▸ Available records:
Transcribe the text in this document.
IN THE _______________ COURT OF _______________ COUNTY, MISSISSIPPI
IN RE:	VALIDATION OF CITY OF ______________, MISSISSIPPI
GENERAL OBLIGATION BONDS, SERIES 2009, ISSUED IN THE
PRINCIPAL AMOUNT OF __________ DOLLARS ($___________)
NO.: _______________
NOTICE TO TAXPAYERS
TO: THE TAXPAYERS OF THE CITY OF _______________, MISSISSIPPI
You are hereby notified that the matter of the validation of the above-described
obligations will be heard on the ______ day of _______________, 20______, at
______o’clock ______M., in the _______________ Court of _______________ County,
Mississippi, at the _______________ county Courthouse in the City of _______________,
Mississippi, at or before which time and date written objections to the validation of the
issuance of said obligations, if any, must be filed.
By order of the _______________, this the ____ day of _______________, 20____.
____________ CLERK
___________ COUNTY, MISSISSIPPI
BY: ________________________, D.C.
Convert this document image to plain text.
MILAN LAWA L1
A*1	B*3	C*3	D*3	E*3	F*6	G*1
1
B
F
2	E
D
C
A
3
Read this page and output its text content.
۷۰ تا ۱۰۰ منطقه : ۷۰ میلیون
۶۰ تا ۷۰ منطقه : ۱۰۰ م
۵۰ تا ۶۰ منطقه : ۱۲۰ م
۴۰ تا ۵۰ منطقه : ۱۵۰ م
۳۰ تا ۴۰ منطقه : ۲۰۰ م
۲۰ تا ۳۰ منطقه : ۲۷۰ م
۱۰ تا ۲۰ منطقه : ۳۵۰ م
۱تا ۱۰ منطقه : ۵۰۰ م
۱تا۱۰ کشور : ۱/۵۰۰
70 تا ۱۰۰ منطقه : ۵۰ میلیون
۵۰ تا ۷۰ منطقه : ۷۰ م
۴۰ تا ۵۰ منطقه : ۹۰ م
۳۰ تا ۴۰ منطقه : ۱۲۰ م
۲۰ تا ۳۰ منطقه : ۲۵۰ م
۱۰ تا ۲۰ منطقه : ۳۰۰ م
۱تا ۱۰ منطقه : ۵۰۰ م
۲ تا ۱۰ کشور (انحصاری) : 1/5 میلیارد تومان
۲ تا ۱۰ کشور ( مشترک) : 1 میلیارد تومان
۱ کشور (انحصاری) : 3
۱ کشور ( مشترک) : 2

▸ Description of the task:
Where a line of the material above holds the string "کشور", copy that line.

▸ Solution for this task:
۱تا۱۰ کشور : ۱/۵۰۰
۲ تا ۱۰ کشور (انحصاری) : 1/5 میلیارد تومان
۲ تا ۱۰ کشور ( مشترک) : 1 میلیارد تومان
۱ کشور (انحصاری) : 3
۱ کشور ( مشترک) : 2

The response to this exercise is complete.